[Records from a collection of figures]
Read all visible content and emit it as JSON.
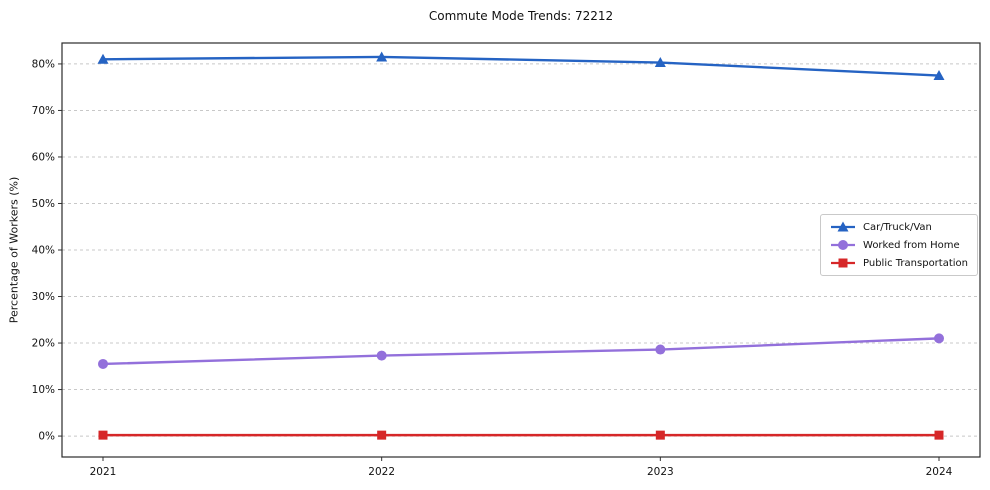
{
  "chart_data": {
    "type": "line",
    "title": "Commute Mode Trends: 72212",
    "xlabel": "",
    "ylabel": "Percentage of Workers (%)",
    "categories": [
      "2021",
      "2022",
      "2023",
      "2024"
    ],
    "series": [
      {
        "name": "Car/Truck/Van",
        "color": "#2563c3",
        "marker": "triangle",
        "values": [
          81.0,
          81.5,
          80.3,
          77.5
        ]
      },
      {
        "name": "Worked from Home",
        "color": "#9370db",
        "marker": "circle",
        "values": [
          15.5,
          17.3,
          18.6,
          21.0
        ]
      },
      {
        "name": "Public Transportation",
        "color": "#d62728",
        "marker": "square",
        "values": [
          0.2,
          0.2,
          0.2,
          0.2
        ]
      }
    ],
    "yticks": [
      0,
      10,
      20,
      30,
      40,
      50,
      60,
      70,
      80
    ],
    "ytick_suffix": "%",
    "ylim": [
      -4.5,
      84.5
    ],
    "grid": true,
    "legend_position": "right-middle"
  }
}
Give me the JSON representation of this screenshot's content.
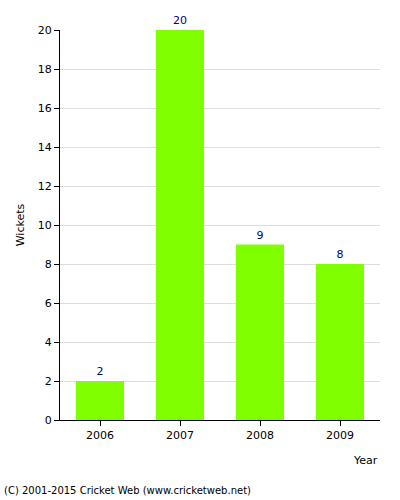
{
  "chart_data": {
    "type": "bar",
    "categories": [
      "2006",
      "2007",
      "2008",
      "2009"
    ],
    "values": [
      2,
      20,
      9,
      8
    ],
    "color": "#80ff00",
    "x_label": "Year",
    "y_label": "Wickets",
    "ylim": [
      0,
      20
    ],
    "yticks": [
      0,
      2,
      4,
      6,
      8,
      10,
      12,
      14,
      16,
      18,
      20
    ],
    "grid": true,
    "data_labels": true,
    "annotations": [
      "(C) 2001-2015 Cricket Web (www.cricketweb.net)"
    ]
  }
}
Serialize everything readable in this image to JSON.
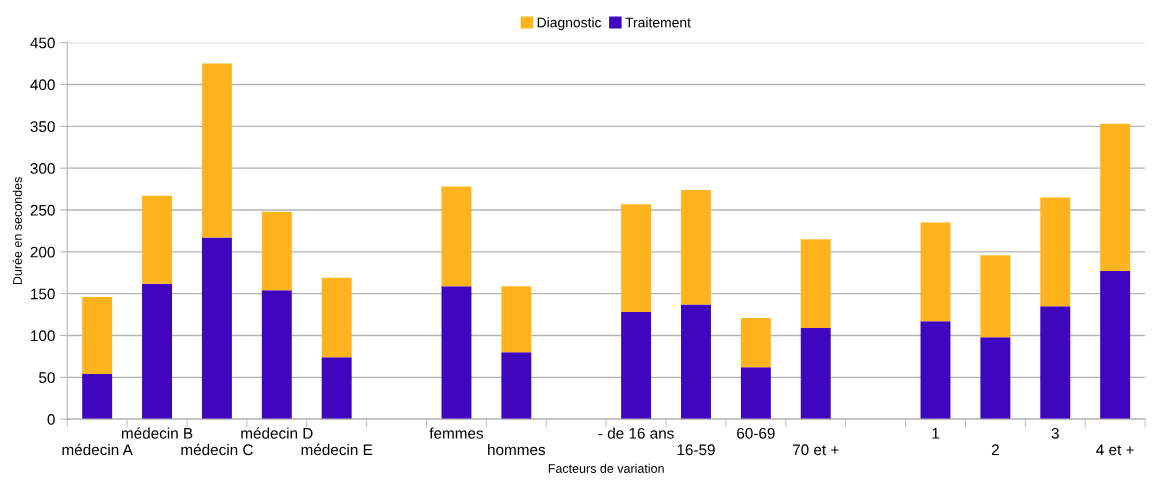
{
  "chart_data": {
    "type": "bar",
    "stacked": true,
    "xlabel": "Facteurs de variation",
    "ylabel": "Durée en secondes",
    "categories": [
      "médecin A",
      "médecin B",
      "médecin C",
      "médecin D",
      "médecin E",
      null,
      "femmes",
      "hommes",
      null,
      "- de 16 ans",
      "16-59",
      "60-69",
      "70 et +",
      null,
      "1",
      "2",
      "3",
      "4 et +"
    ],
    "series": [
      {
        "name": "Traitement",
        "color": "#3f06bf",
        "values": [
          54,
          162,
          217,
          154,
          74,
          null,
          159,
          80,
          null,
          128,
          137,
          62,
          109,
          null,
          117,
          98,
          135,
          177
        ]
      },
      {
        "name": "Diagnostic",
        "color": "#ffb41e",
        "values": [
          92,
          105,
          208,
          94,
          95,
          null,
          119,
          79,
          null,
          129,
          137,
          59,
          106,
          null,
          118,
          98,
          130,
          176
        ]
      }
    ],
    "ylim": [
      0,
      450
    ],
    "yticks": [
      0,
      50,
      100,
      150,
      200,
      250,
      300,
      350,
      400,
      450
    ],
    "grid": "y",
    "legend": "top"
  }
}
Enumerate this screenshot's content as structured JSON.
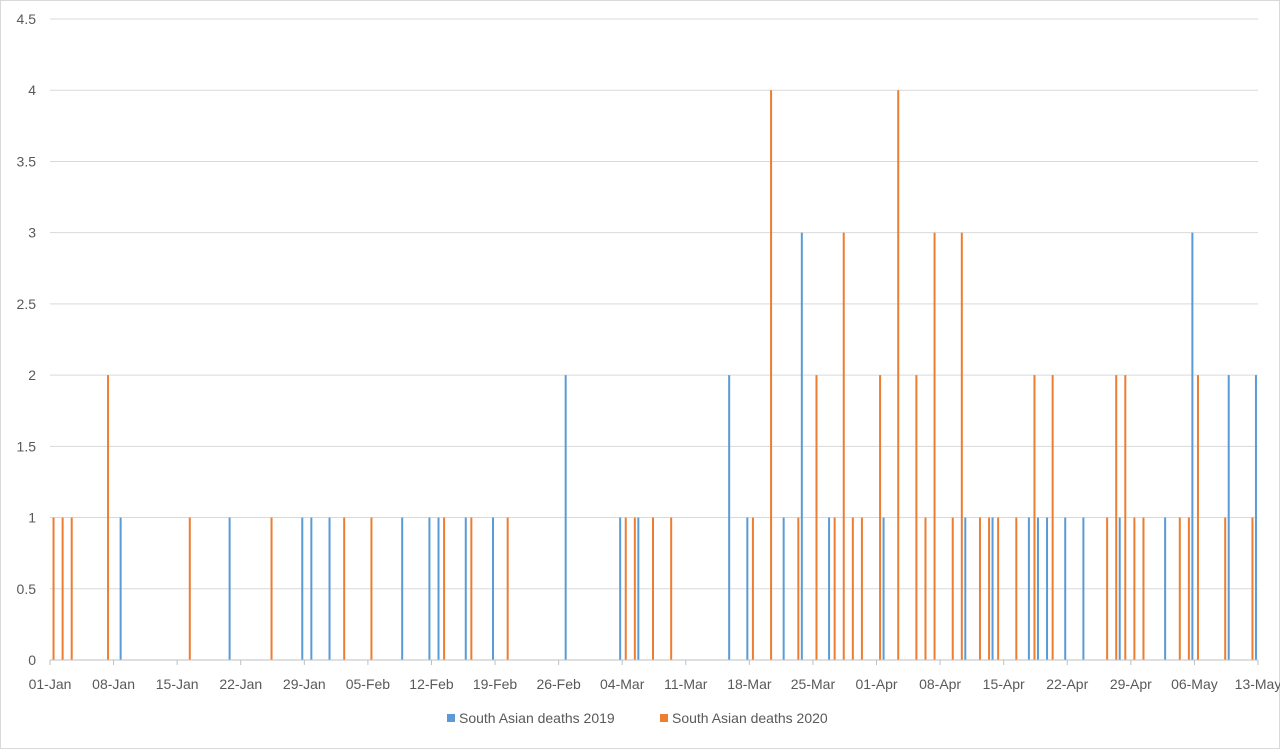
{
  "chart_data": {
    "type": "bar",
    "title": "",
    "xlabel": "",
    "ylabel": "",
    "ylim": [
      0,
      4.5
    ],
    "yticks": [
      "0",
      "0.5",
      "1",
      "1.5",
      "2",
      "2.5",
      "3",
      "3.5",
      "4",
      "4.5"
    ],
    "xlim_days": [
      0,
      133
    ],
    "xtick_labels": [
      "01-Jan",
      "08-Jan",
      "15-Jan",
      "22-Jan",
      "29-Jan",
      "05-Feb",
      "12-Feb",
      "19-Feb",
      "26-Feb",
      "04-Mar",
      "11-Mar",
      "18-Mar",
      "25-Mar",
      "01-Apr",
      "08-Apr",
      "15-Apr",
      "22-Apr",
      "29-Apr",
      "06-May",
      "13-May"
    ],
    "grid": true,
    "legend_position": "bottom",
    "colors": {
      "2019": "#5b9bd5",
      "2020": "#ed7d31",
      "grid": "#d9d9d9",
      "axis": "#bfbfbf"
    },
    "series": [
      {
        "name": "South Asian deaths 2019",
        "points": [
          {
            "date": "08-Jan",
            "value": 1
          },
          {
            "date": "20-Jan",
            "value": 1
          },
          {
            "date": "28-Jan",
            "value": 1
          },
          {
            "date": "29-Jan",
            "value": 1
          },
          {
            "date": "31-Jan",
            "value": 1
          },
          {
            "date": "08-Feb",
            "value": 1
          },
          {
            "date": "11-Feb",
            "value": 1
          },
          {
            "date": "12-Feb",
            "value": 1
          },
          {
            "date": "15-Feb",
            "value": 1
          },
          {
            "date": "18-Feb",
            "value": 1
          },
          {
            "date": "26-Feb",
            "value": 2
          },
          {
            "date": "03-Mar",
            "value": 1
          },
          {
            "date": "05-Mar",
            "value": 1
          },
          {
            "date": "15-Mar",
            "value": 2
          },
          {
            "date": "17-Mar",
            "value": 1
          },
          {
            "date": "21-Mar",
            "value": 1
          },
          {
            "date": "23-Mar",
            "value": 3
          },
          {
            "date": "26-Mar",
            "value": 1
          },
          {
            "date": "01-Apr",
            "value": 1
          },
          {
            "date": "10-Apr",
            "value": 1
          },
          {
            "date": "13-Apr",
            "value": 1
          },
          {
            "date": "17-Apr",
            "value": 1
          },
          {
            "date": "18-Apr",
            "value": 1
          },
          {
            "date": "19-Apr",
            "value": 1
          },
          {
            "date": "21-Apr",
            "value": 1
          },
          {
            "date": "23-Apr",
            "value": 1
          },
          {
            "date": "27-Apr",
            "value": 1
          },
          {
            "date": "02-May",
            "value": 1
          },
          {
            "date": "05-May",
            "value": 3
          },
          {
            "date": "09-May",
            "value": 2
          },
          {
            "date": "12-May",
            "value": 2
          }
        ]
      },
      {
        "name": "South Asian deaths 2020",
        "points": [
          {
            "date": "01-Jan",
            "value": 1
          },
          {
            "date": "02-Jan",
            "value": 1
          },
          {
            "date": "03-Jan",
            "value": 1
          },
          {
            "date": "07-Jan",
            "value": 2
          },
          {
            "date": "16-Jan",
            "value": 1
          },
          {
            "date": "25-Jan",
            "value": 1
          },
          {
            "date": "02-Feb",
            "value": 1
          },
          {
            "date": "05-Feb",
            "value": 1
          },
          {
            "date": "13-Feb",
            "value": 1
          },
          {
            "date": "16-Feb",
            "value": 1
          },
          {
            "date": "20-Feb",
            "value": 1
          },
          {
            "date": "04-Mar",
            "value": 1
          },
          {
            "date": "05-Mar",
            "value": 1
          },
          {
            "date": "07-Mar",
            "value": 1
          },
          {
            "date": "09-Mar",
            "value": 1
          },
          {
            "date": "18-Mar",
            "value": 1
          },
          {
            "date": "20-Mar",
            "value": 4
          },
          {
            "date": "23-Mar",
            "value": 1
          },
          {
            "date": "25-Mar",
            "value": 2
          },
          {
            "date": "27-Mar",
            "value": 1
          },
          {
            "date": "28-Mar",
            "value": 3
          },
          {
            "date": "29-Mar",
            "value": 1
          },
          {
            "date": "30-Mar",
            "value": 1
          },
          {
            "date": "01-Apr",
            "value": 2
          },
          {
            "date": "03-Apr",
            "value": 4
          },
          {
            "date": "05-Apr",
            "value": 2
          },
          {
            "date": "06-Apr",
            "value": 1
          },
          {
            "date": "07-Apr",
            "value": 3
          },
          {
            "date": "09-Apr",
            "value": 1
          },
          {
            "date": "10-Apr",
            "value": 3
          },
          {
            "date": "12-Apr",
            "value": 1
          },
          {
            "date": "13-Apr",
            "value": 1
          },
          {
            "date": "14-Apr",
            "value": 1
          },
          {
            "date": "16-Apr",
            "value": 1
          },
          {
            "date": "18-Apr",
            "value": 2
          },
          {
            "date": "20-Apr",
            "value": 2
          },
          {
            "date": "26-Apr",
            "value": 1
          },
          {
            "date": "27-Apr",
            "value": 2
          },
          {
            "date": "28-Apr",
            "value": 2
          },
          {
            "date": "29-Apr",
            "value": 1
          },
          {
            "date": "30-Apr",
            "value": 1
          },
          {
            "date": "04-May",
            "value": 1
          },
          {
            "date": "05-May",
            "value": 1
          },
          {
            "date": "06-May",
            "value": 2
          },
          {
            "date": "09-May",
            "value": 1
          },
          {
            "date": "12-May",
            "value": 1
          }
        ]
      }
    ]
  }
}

* * *

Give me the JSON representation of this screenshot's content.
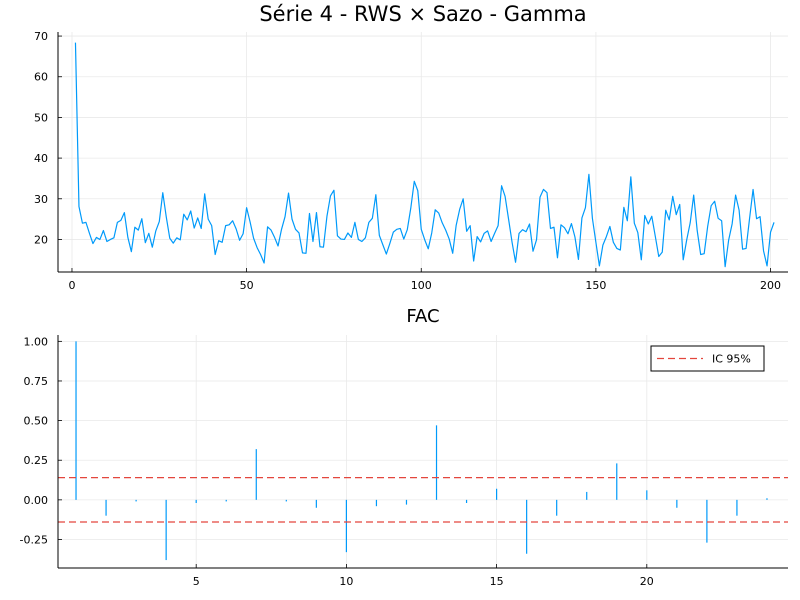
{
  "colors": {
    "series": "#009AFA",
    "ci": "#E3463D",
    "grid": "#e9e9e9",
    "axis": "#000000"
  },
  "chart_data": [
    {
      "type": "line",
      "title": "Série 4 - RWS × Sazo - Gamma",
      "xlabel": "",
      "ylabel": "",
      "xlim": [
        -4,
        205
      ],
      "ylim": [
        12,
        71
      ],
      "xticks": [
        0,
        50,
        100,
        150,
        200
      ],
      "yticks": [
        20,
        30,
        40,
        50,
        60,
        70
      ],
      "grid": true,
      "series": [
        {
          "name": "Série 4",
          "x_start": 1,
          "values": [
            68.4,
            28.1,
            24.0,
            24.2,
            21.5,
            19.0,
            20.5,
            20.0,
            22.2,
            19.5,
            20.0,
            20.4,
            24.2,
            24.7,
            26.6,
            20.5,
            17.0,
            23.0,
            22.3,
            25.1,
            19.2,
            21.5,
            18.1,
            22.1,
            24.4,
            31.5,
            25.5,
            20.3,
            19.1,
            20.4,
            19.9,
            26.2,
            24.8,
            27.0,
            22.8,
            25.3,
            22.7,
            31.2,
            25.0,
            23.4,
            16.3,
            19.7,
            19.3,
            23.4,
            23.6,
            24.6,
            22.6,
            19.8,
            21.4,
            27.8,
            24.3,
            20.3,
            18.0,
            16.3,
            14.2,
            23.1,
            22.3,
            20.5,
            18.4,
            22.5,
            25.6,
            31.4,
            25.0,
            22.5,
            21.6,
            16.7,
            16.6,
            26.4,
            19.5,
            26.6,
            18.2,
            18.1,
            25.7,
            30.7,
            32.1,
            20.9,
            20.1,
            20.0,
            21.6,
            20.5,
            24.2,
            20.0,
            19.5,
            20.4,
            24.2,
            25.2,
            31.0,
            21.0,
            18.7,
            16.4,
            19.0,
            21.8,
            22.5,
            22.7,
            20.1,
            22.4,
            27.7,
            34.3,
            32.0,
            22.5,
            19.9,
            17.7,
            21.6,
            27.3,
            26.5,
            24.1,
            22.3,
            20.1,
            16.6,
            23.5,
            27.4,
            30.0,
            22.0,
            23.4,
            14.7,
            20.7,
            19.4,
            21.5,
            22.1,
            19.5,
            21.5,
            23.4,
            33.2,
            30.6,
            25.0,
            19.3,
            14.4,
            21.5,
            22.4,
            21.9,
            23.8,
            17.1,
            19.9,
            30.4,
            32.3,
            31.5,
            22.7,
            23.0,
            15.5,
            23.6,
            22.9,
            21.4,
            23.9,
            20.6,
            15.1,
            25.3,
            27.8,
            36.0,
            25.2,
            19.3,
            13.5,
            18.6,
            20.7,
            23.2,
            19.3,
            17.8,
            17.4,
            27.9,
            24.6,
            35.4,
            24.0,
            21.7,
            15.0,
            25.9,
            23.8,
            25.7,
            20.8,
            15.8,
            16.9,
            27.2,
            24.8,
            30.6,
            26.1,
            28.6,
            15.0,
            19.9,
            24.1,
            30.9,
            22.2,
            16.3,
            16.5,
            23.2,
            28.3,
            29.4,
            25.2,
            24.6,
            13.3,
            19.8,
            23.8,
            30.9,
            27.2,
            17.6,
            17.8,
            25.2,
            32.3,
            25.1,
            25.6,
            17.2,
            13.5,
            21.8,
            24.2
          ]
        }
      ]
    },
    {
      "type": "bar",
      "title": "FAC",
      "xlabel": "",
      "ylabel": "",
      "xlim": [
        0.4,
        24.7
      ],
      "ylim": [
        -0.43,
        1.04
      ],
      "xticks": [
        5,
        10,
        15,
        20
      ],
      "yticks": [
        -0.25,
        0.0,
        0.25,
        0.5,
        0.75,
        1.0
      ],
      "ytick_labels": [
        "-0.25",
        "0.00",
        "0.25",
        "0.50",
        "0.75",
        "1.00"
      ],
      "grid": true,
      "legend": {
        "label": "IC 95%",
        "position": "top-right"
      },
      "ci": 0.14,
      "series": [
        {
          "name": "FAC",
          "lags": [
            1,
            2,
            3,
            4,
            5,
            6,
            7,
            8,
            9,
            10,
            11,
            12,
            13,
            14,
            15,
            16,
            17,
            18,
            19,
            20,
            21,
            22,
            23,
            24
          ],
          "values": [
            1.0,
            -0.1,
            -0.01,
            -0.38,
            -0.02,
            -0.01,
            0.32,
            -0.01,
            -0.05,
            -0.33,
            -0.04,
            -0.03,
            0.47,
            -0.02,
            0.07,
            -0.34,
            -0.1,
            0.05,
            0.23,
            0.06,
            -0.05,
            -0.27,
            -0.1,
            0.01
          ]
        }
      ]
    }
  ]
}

Prompt: Sift through the entries and copy every line with "content".

Finished exercise:
Read all visible content and emit it as JSON.
Give me the JSON representation of this screenshot's content.
Enumerate this screenshot's content as structured JSON.
Give me the JSON representation of this screenshot's content.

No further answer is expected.